**Record set**
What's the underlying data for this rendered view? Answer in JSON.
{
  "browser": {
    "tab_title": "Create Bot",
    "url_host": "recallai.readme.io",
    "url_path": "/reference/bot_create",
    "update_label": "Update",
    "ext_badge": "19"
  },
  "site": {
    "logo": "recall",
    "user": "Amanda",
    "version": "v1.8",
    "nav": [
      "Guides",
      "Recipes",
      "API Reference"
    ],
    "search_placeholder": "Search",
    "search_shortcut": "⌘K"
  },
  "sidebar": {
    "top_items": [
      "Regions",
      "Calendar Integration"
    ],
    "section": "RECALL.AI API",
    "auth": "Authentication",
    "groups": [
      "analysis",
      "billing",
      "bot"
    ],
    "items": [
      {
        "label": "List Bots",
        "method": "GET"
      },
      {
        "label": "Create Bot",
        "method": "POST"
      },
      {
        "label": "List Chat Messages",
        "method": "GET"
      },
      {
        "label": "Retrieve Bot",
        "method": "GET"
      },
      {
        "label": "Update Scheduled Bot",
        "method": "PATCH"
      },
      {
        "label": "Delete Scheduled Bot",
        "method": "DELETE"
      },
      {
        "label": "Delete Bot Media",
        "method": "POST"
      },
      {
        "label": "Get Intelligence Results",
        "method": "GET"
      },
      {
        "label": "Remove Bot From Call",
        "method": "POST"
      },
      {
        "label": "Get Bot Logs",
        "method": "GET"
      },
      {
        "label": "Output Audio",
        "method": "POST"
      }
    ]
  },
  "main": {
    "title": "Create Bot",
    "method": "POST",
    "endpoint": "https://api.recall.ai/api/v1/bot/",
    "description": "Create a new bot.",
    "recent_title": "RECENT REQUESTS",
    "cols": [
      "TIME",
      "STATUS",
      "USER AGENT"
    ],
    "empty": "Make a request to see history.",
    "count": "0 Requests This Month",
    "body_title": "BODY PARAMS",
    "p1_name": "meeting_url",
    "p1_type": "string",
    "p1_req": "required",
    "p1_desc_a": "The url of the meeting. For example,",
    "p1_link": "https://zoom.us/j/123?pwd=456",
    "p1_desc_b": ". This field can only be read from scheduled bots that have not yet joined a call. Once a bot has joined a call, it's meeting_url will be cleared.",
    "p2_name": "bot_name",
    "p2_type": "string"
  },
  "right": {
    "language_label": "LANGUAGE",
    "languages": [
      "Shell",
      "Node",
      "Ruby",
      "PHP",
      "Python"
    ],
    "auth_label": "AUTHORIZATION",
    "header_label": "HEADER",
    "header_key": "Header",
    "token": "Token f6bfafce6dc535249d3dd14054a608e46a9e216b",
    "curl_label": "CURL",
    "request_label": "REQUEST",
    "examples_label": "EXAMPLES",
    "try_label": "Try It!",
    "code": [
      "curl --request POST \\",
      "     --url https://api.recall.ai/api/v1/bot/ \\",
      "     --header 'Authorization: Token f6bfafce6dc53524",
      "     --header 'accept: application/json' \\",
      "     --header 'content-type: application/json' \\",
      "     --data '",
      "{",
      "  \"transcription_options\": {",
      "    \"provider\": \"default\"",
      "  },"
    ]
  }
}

**Given task**
Check each line above for the word "https", and copy the lines where it appears.

**Written answer**
    "endpoint": "https://api.recall.ai/api/v1/bot/",
    "p1_link": "https://zoom.us/j/123?pwd=456",
      "     --url https://api.recall.ai/api/v1/bot/ \\",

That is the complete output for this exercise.